Exercise requirements
Transcribe the material in full. Nothing should differ except that the pictures are left out.
[begin Records to use]
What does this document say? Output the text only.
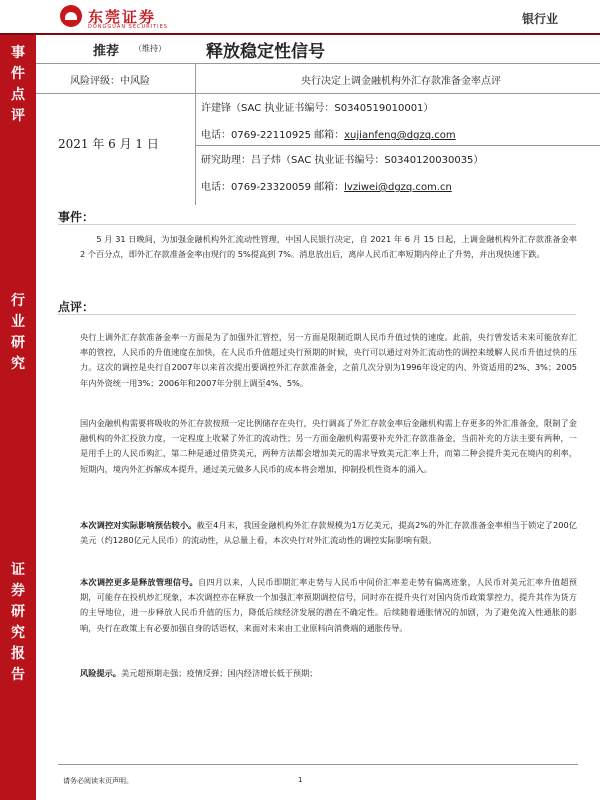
东莞证券
DONGGUAN SECURITIES
银行业
事
件
点
评
行
业
研
究
证
券
研
究
报
告
推荐 （维持） 释放稳定性信号
风险评级：中风险	央行决定上调金融机构外汇存款准备金率点评
2021 年 6 月 1 日
许建锋（SAC 执业证书编号：S0340519010001）
电话：0769-22110925 邮箱：xujianfeng@dgzq.com
研究助理：吕子炜（SAC 执业证书编号：S0340120030035）
电话：0769-23320059 邮箱：lvziwei@dgzq.com.cn
事件：
5 月 31 日晚间，为加强金融机构外汇流动性管理，中国人民银行决定，自 2021 年 6 月 15 日起，上调金融机构外汇存款准备金率 2 个百分点，即外汇存款准备金率由现行的 5%提高到 7%。消息放出后，离岸人民币汇率短期内停止了升势，并出现快速下跌。
点评：
央行上调外汇存款准备金率一方面是为了加强外汇管控，另一方面是限制近期人民币升值过快的速度。此前，央行曾发话未来可能放弃汇率的管控，人民币的升值速度在加快，在人民币升值超过央行预期的时候，央行可以通过对外汇流动性的调控来缓解人民币升值过快的压力。这次的调控是央行自2007年以来首次提出要调控外汇存款准备金，之前几次分别为1996年设定的内、外资适用的2%、3%；2005年内外资统一用3%；2006年和2007年分别上调至4%、5%。
国内金融机构需要将吸收的外汇存款按照一定比例储存在央行，央行调高了外汇存款金率后金融机构需上存更多的外汇准备金，限制了金融机构的外汇投放力度，一定程度上收紧了外汇的流动性；另一方面金融机构需要补充外汇存款准备金，当前补充的方法主要有两种，一是用手上的人民币购汇，第二种是通过借贷美元，两种方法都会增加美元的需求导致美元汇率上升，而第二种会提升美元在境内的利率，短期内，境内外汇拆解成本提升，通过美元做多人民币的成本将会增加，抑制投机性资本的涌入。
本次调控对实际影响预估较小。截至4月末，我国金融机构外汇存款规模为1万亿美元，提高2%的外汇存款准备金率相当于锁定了200亿美元（约1280亿元人民币）的流动性，从总量上看，本次央行对外汇流动性的调控实际影响有限。
本次调控更多是释放管理信号。自四月以来，人民币即期汇率走势与人民币中间价汇率差走势有偏离迹象，人民币对美元汇率升值超预期，可能存在投机炒汇现象，本次调控亦在释放一个加强汇率预期调控信号，同时亦在提升央行对国内货币政策掌控力，提升其作为货方的主导地位，进一步释放人民币升值的压力，降低后续经济发展的潜在不确定性。后续随着通胀情况的加剧，为了避免流入性通胀的影响，央行在政策上有必要加强自身的话语权，来面对未来由工业原料向消费端的通胀传导。
风险提示。美元超预期走强；疫情反弹；国内经济增长低于预期；
请务必阅读末页声明。	1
[end Records to use]
Full response
What does this document say? Output the text only.
东莞证券
DONGGUAN SECURITIES
银行业
事
件
点
评
行
业
研
究
证
券
研
究
报
告
推荐 （维持） 释放稳定性信号
风险评级：中风险	央行决定上调金融机构外汇存款准备金率点评
2021 年 6 月 1 日
许建锋（SAC 执业证书编号：S0340519010001）
电话：0769-22110925 邮箱：xujianfeng@dgzq.com
研究助理：吕子炜（SAC 执业证书编号：S0340120030035）
电话：0769-23320059 邮箱：lvziwei@dgzq.com.cn
事件：
5 月 31 日晚间，为加强金融机构外汇流动性管理，中国人民银行决定，自 2021 年 6 月 15 日起，上调金融机构外汇存款准备金率 2 个百分点，即外汇存款准备金率由现行的 5%提高到 7%。消息放出后，离岸人民币汇率短期内停止了升势，并出现快速下跌。
点评：
央行上调外汇存款准备金率一方面是为了加强外汇管控，另一方面是限制近期人民币升值过快的速度。此前，央行曾发话未来可能放弃汇率的管控，人民币的升值速度在加快，在人民币升值超过央行预期的时候，央行可以通过对外汇流动性的调控来缓解人民币升值过快的压力。这次的调控是央行自2007年以来首次提出要调控外汇存款准备金，之前几次分别为1996年设定的内、外资适用的2%、3%；2005年内外资统一用3%；2006年和2007年分别上调至4%、5%。
国内金融机构需要将吸收的外汇存款按照一定比例储存在央行，央行调高了外汇存款金率后金融机构需上存更多的外汇准备金，限制了金融机构的外汇投放力度，一定程度上收紧了外汇的流动性；另一方面金融机构需要补充外汇存款准备金，当前补充的方法主要有两种，一是用手上的人民币购汇，第二种是通过借贷美元，两种方法都会增加美元的需求导致美元汇率上升，而第二种会提升美元在境内的利率，短期内，境内外汇拆解成本提升，通过美元做多人民币的成本将会增加，抑制投机性资本的涌入。
本次调控对实际影响预估较小。截至4月末，我国金融机构外汇存款规模为1万亿美元，提高2%的外汇存款准备金率相当于锁定了200亿美元（约1280亿元人民币）的流动性，从总量上看，本次央行对外汇流动性的调控实际影响有限。
本次调控更多是释放管理信号。自四月以来，人民币即期汇率走势与人民币中间价汇率差走势有偏离迹象，人民币对美元汇率升值超预期，可能存在投机炒汇现象，本次调控亦在释放一个加强汇率预期调控信号，同时亦在提升央行对国内货币政策掌控力，提升其作为货方的主导地位，进一步释放人民币升值的压力，降低后续经济发展的潜在不确定性。后续随着通胀情况的加剧，为了避免流入性通胀的影响，央行在政策上有必要加强自身的话语权，来面对未来由工业原料向消费端的通胀传导。
风险提示。美元超预期走强；疫情反弹；国内经济增长低于预期；
请务必阅读末页声明。	1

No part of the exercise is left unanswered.